(Collection entries)
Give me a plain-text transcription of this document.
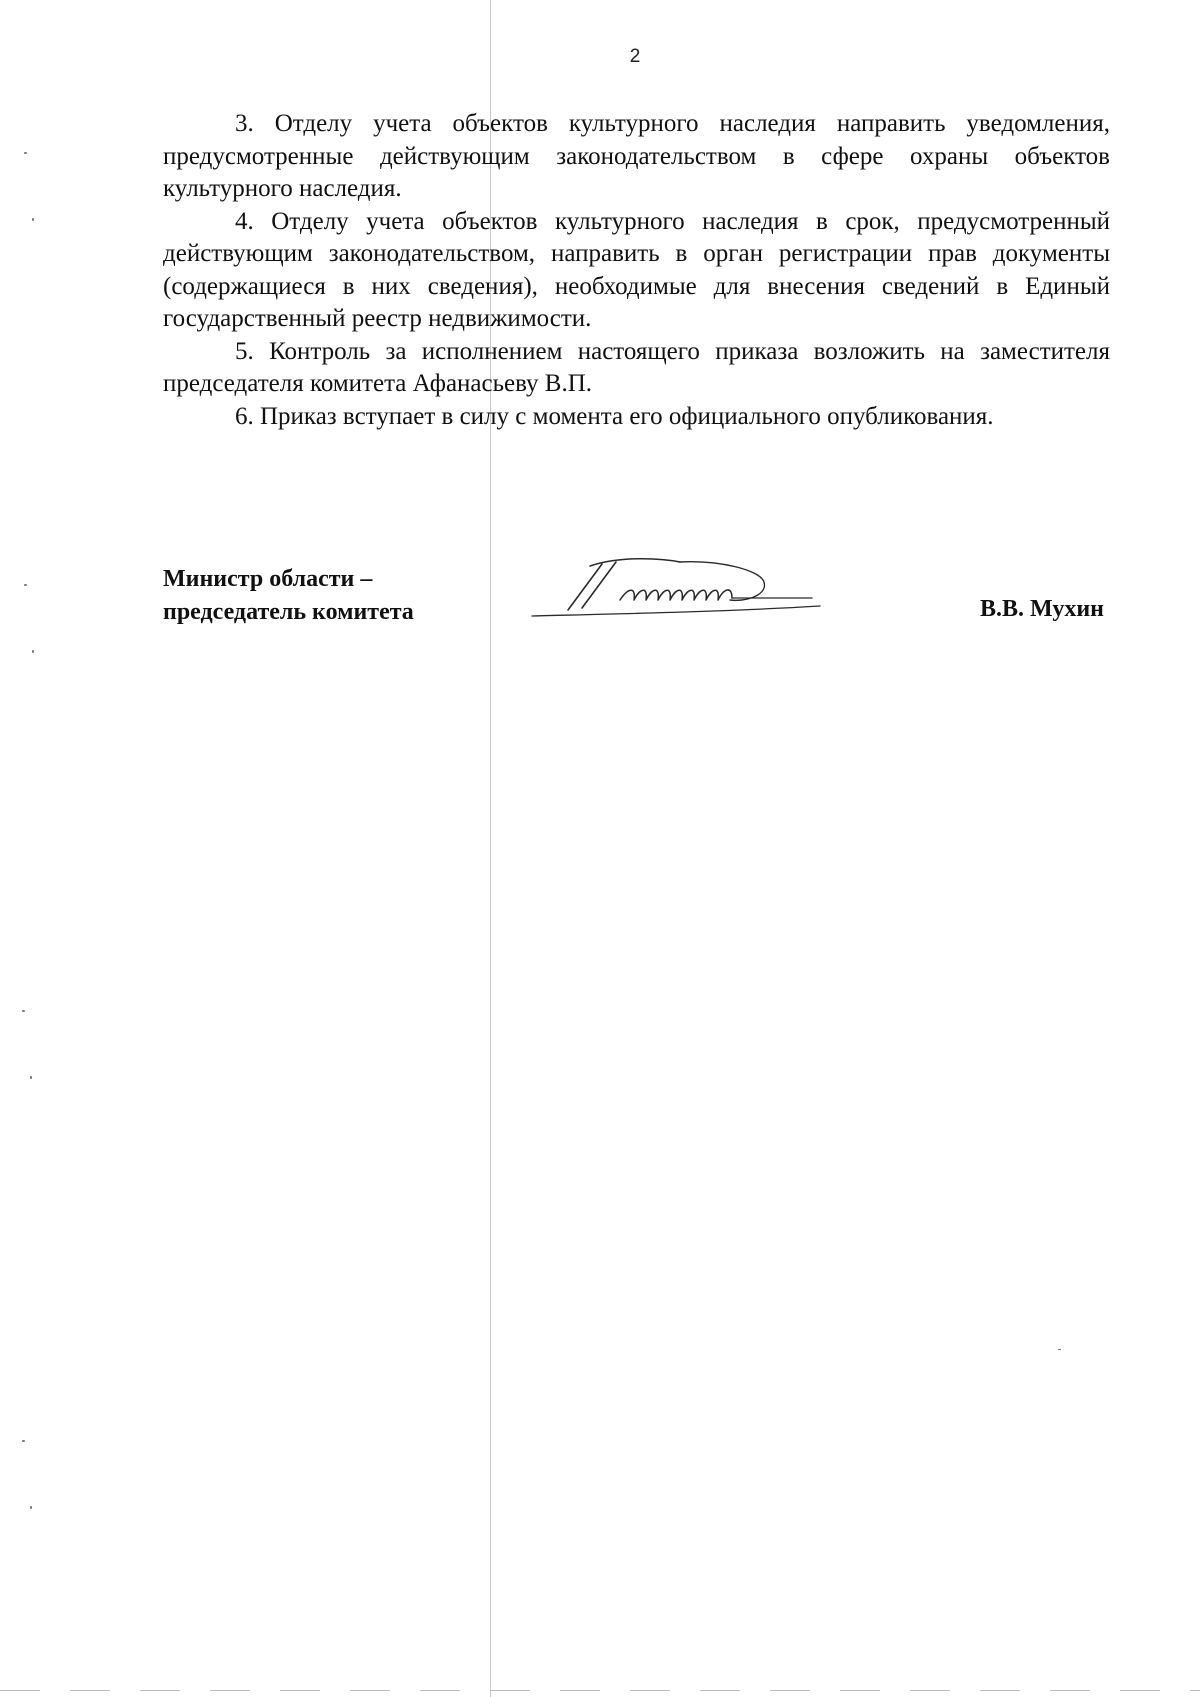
2

3. Отделу учета объектов культурного наследия направить уведомления, предусмотренные действующим законодательством в сфере охраны объектов культурного наследия.

4. Отделу учета объектов культурного наследия в срок, предусмотренный действующим законодательством, направить в орган регистрации прав документы (содержащиеся в них сведения), необходимые для внесения сведений в Единый государственный реестр недвижимости.

5. Контроль за исполнением настоящего приказа возложить на заместителя председателя комитета Афанасьеву В.П.

6. Приказ вступает в силу с момента его официального опубликования.

Министр области –
председатель комитета	В.В. Мухин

» WHAT IS EXPECTED
Skip the pictures and transcribe the rest of the records exactly.

» PROBLEM SOLUTION
Give me a plain-text transcription of this document.
2

3. Отделу учета объектов культурного наследия направить уведомления, предусмотренные действующим законодательством в сфере охраны объектов культурного наследия.

4. Отделу учета объектов культурного наследия в срок, предусмотренный действующим законодательством, направить в орган регистрации прав документы (содержащиеся в них сведения), необходимые для внесения сведений в Единый государственный реестр недвижимости.

5. Контроль за исполнением настоящего приказа возложить на заместителя председателя комитета Афанасьеву В.П.

6. Приказ вступает в силу с момента его официального опубликования.

Министр области –
председатель комитета	В.В. Мухин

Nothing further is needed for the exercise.